- WORK TO BE COMPLETED
Leave out the pictures and repeat the data exactly.

- DATA FOR THIS TASK
▶
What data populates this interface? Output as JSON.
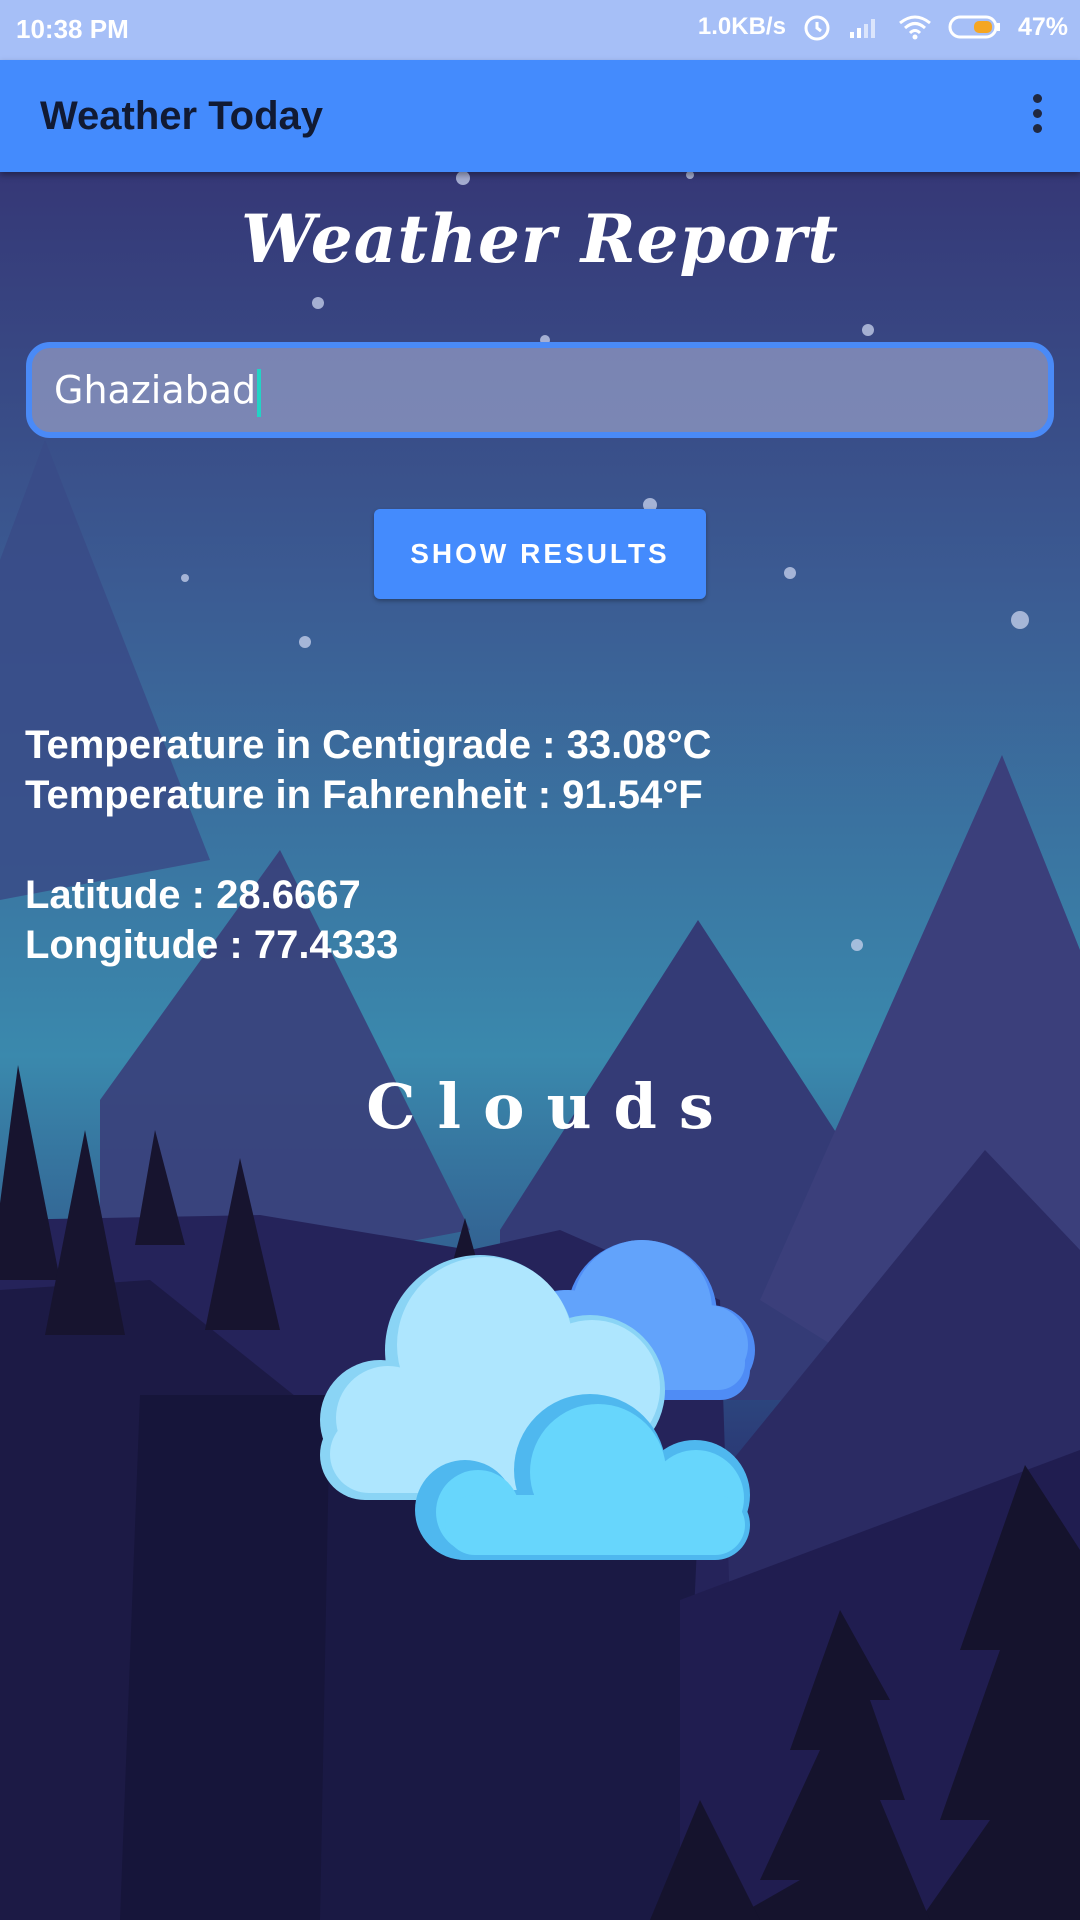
{
  "status_bar": {
    "time": "10:38 PM",
    "network_speed": "1.0KB/s",
    "battery_percent": "47%",
    "icons": [
      "alarm-icon",
      "signal-icon",
      "wifi-icon",
      "battery-icon"
    ]
  },
  "app_bar": {
    "title": "Weather Today",
    "menu_icon": "overflow-menu-icon"
  },
  "page": {
    "heading": "Weather Report",
    "city_input_value": "Ghaziabad",
    "button_label": "SHOW RESULTS"
  },
  "results": {
    "temp_celsius": "Temperature in Centigrade : 33.08°C",
    "temp_fahrenheit": "Temperature in Fahrenheit : 91.54°F",
    "latitude": "Latitude : 28.6667",
    "longitude": "Longitude : 77.4333",
    "condition": "Clouds",
    "condition_icon": "clouds-icon"
  },
  "colors": {
    "status_bar": "#a6bff7",
    "app_bar": "#448bfd",
    "accent": "#448bfd",
    "caret": "#22d3c5"
  }
}
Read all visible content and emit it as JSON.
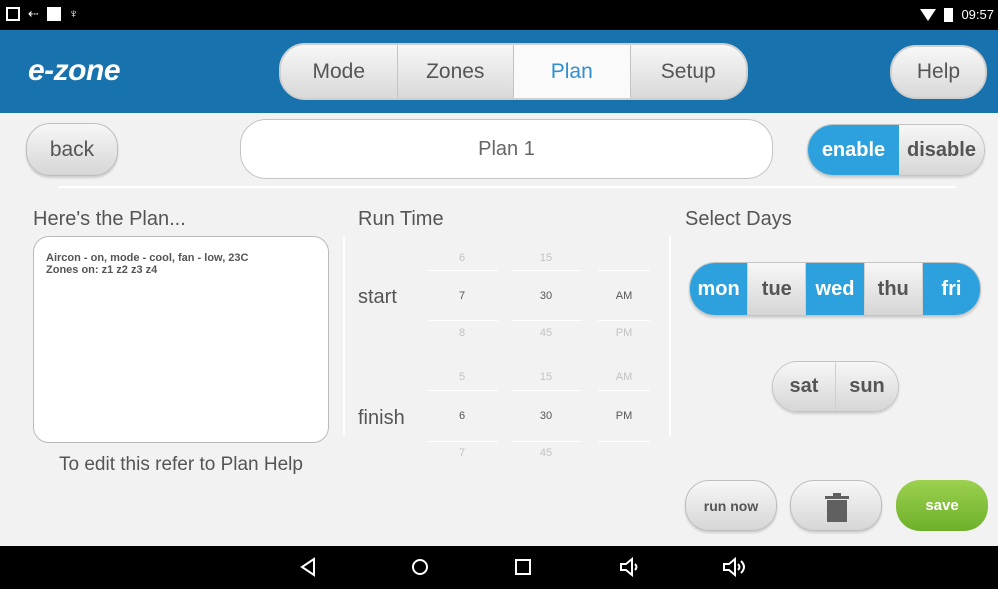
{
  "statusbar": {
    "time": "09:57"
  },
  "header": {
    "logo": "e-zone",
    "tabs": [
      {
        "label": "Mode"
      },
      {
        "label": "Zones"
      },
      {
        "label": "Plan"
      },
      {
        "label": "Setup"
      }
    ],
    "help_label": "Help"
  },
  "toolbar": {
    "back_label": "back",
    "plan_name": "Plan 1",
    "enable_label": "enable",
    "disable_label": "disable"
  },
  "plan": {
    "title": "Here's the Plan...",
    "lines": [
      "Aircon - on, mode - cool, fan - low, 23C",
      "Zones on: z1  z2  z3  z4"
    ],
    "edit_note": "To edit this refer to Plan Help"
  },
  "run_time": {
    "title": "Run Time",
    "start_label": "start",
    "finish_label": "finish",
    "start": {
      "hour": {
        "prev": "6",
        "current": "7",
        "next": "8"
      },
      "minute": {
        "prev": "15",
        "current": "30",
        "next": "45"
      },
      "ampm": {
        "prev": "",
        "current": "AM",
        "next": "PM"
      }
    },
    "finish": {
      "hour": {
        "prev": "5",
        "current": "6",
        "next": "7"
      },
      "minute": {
        "prev": "15",
        "current": "30",
        "next": "45"
      },
      "ampm": {
        "prev": "AM",
        "current": "PM",
        "next": ""
      }
    }
  },
  "days": {
    "title": "Select Days",
    "weekdays": [
      {
        "label": "mon",
        "selected": true
      },
      {
        "label": "tue",
        "selected": false
      },
      {
        "label": "wed",
        "selected": true
      },
      {
        "label": "thu",
        "selected": false
      },
      {
        "label": "fri",
        "selected": true
      }
    ],
    "weekend": [
      {
        "label": "sat",
        "selected": false
      },
      {
        "label": "sun",
        "selected": false
      }
    ]
  },
  "actions": {
    "run_now_label": "run now",
    "delete_icon": "trash-icon",
    "save_label": "save"
  },
  "colors": {
    "header": "#1772ad",
    "accent": "#2da1dd",
    "save": "#7dbd35"
  }
}
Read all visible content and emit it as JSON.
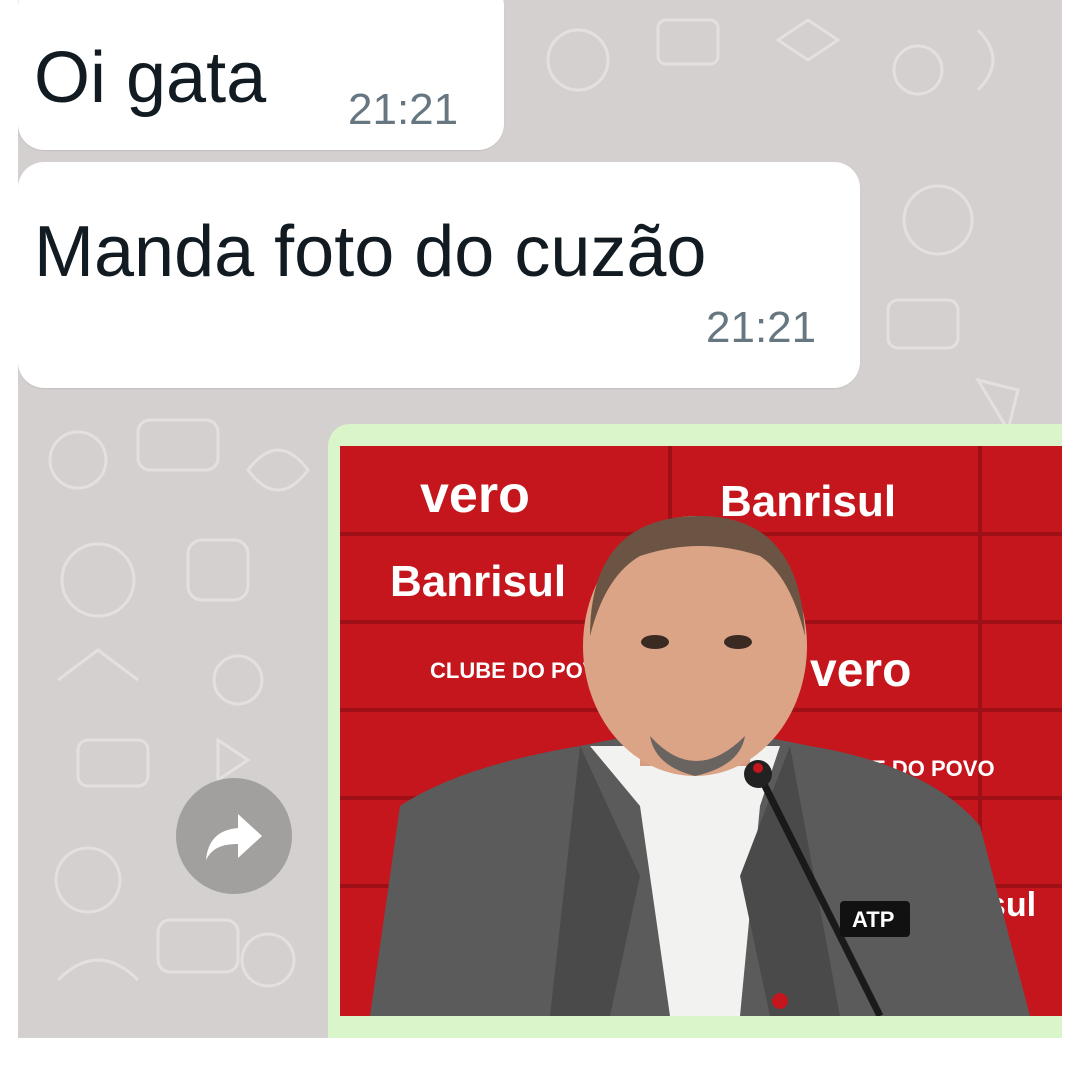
{
  "messages": [
    {
      "text": "Oi gata",
      "time": "21:21"
    },
    {
      "text": "Manda foto do cuzão",
      "time": "21:21"
    }
  ],
  "photo": {
    "sponsors": [
      "vero",
      "Banrisul",
      "CLUBE DO POVO"
    ],
    "press_tag": "ATP"
  },
  "colors": {
    "chat_background": "#d4d0cf",
    "incoming_bubble": "#ffffff",
    "outgoing_bubble": "#d9f5c9",
    "backdrop_red": "#c4161c"
  },
  "icons": {
    "forward": "forward-arrow-icon"
  }
}
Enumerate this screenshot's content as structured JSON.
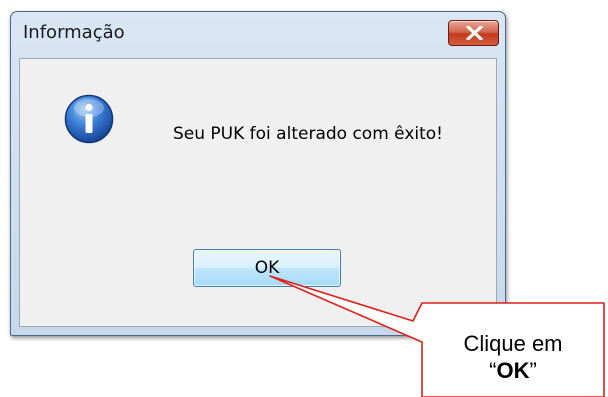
{
  "window": {
    "title": "Informação",
    "message": "Seu PUK foi alterado com êxito!",
    "ok_label": "OK"
  },
  "callout": {
    "line1": "Clique em",
    "line2_prefix": "“",
    "line2_bold": "OK",
    "line2_suffix": "”"
  },
  "icons": {
    "info": "info-icon",
    "close": "close-icon"
  },
  "colors": {
    "close_button": "#c13a20",
    "callout_border": "#e0201a",
    "info_icon": "#1f5fb8"
  }
}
◀
- TASK SOLUTION
What data populates this interface? Output as JSON.
{
  "status_bar": {
    "time": "10:38 PM",
    "network_speed": "1.0KB/s",
    "battery_percent": "47%",
    "icons": [
      "alarm-icon",
      "signal-icon",
      "wifi-icon",
      "battery-icon"
    ]
  },
  "app_bar": {
    "title": "Weather Today",
    "menu_icon": "overflow-menu-icon"
  },
  "page": {
    "heading": "Weather Report",
    "city_input_value": "Ghaziabad",
    "button_label": "SHOW RESULTS"
  },
  "results": {
    "temp_celsius": "Temperature in Centigrade : 33.08°C",
    "temp_fahrenheit": "Temperature in Fahrenheit : 91.54°F",
    "latitude": "Latitude : 28.6667",
    "longitude": "Longitude : 77.4333",
    "condition": "Clouds",
    "condition_icon": "clouds-icon"
  },
  "colors": {
    "status_bar": "#a6bff7",
    "app_bar": "#448bfd",
    "accent": "#448bfd",
    "caret": "#22d3c5"
  }
}
Read all visible content and emit it as JSON.
{
  "statusbar": {
    "time": "09:57"
  },
  "header": {
    "logo": "e-zone",
    "tabs": [
      {
        "label": "Mode"
      },
      {
        "label": "Zones"
      },
      {
        "label": "Plan"
      },
      {
        "label": "Setup"
      }
    ],
    "help_label": "Help"
  },
  "toolbar": {
    "back_label": "back",
    "plan_name": "Plan 1",
    "enable_label": "enable",
    "disable_label": "disable"
  },
  "plan": {
    "title": "Here's the Plan...",
    "lines": [
      "Aircon - on, mode - cool, fan - low, 23C",
      "Zones on: z1  z2  z3  z4"
    ],
    "edit_note": "To edit this refer to Plan Help"
  },
  "run_time": {
    "title": "Run Time",
    "start_label": "start",
    "finish_label": "finish",
    "start": {
      "hour": {
        "prev": "6",
        "current": "7",
        "next": "8"
      },
      "minute": {
        "prev": "15",
        "current": "30",
        "next": "45"
      },
      "ampm": {
        "prev": "",
        "current": "AM",
        "next": "PM"
      }
    },
    "finish": {
      "hour": {
        "prev": "5",
        "current": "6",
        "next": "7"
      },
      "minute": {
        "prev": "15",
        "current": "30",
        "next": "45"
      },
      "ampm": {
        "prev": "AM",
        "current": "PM",
        "next": ""
      }
    }
  },
  "days": {
    "title": "Select Days",
    "weekdays": [
      {
        "label": "mon",
        "selected": true
      },
      {
        "label": "tue",
        "selected": false
      },
      {
        "label": "wed",
        "selected": true
      },
      {
        "label": "thu",
        "selected": false
      },
      {
        "label": "fri",
        "selected": true
      }
    ],
    "weekend": [
      {
        "label": "sat",
        "selected": false
      },
      {
        "label": "sun",
        "selected": false
      }
    ]
  },
  "actions": {
    "run_now_label": "run now",
    "delete_icon": "trash-icon",
    "save_label": "save"
  },
  "colors": {
    "header": "#1772ad",
    "accent": "#2da1dd",
    "save": "#7dbd35"
  }
}
Read all visible content and emit it as JSON.
{
  "messages": [
    {
      "text": "Oi gata",
      "time": "21:21"
    },
    {
      "text": "Manda foto do cuzão",
      "time": "21:21"
    }
  ],
  "photo": {
    "sponsors": [
      "vero",
      "Banrisul",
      "CLUBE DO POVO"
    ],
    "press_tag": "ATP"
  },
  "colors": {
    "chat_background": "#d4d0cf",
    "incoming_bubble": "#ffffff",
    "outgoing_bubble": "#d9f5c9",
    "backdrop_red": "#c4161c"
  },
  "icons": {
    "forward": "forward-arrow-icon"
  }
}
Enumerate this screenshot's content as structured JSON.
{
  "window": {
    "title": "Informação",
    "message": "Seu PUK foi alterado com êxito!",
    "ok_label": "OK"
  },
  "callout": {
    "line1": "Clique em",
    "line2_prefix": "“",
    "line2_bold": "OK",
    "line2_suffix": "”"
  },
  "icons": {
    "info": "info-icon",
    "close": "close-icon"
  },
  "colors": {
    "close_button": "#c13a20",
    "callout_border": "#e0201a",
    "info_icon": "#1f5fb8"
  }
}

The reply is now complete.